--- WORK INSTRUCTIONS ---
Restate the full set of records exactly, without adding or dropping a word.

(Stored data)
- - -

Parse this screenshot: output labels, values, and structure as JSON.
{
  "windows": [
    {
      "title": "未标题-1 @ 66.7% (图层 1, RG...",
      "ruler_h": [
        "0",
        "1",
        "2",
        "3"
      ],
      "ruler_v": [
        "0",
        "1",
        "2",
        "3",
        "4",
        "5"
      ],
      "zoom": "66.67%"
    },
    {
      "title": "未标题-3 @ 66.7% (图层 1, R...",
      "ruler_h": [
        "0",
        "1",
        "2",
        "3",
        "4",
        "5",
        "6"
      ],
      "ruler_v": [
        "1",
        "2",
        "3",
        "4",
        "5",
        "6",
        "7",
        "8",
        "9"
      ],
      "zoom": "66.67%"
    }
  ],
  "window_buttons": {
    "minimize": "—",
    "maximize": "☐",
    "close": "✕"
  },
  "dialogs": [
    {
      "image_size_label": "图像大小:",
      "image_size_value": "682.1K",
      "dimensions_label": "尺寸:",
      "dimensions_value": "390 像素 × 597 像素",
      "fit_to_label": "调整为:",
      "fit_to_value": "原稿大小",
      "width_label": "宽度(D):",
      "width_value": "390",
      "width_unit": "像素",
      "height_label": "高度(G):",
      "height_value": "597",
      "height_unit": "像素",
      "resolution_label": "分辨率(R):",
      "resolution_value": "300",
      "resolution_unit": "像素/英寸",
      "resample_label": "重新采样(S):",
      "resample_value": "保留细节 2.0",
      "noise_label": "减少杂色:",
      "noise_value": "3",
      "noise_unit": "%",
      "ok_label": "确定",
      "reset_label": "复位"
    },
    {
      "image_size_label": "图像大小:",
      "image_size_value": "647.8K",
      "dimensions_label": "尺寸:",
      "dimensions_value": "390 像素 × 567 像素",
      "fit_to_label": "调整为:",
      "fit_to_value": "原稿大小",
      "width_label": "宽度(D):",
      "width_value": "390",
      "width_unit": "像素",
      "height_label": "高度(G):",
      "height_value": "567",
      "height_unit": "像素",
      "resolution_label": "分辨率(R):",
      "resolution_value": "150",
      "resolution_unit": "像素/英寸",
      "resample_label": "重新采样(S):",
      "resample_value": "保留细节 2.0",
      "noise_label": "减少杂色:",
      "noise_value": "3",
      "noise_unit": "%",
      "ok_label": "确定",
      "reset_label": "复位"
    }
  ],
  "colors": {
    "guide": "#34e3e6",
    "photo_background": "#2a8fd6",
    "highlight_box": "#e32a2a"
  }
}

- - -

--- SOLUTION FOR THIS EXERCISE ---
Parse this screenshot: output labels, values, and structure as JSON.
{
  "windows": [
    {
      "title": "未标题-1 @ 66.7% (图层 1, RG...",
      "ruler_h": [
        "0",
        "1",
        "2",
        "3"
      ],
      "ruler_v": [
        "0",
        "1",
        "2",
        "3",
        "4",
        "5"
      ],
      "zoom": "66.67%"
    },
    {
      "title": "未标题-3 @ 66.7% (图层 1, R...",
      "ruler_h": [
        "0",
        "1",
        "2",
        "3",
        "4",
        "5",
        "6"
      ],
      "ruler_v": [
        "1",
        "2",
        "3",
        "4",
        "5",
        "6",
        "7",
        "8",
        "9"
      ],
      "zoom": "66.67%"
    }
  ],
  "window_buttons": {
    "minimize": "—",
    "maximize": "☐",
    "close": "✕"
  },
  "dialogs": [
    {
      "image_size_label": "图像大小:",
      "image_size_value": "682.1K",
      "dimensions_label": "尺寸:",
      "dimensions_value": "390 像素 × 597 像素",
      "fit_to_label": "调整为:",
      "fit_to_value": "原稿大小",
      "width_label": "宽度(D):",
      "width_value": "390",
      "width_unit": "像素",
      "height_label": "高度(G):",
      "height_value": "597",
      "height_unit": "像素",
      "resolution_label": "分辨率(R):",
      "resolution_value": "300",
      "resolution_unit": "像素/英寸",
      "resample_label": "重新采样(S):",
      "resample_value": "保留细节 2.0",
      "noise_label": "减少杂色:",
      "noise_value": "3",
      "noise_unit": "%",
      "ok_label": "确定",
      "reset_label": "复位"
    },
    {
      "image_size_label": "图像大小:",
      "image_size_value": "647.8K",
      "dimensions_label": "尺寸:",
      "dimensions_value": "390 像素 × 567 像素",
      "fit_to_label": "调整为:",
      "fit_to_value": "原稿大小",
      "width_label": "宽度(D):",
      "width_value": "390",
      "width_unit": "像素",
      "height_label": "高度(G):",
      "height_value": "567",
      "height_unit": "像素",
      "resolution_label": "分辨率(R):",
      "resolution_value": "150",
      "resolution_unit": "像素/英寸",
      "resample_label": "重新采样(S):",
      "resample_value": "保留细节 2.0",
      "noise_label": "减少杂色:",
      "noise_value": "3",
      "noise_unit": "%",
      "ok_label": "确定",
      "reset_label": "复位"
    }
  ],
  "colors": {
    "guide": "#34e3e6",
    "photo_background": "#2a8fd6",
    "highlight_box": "#e32a2a"
  }
}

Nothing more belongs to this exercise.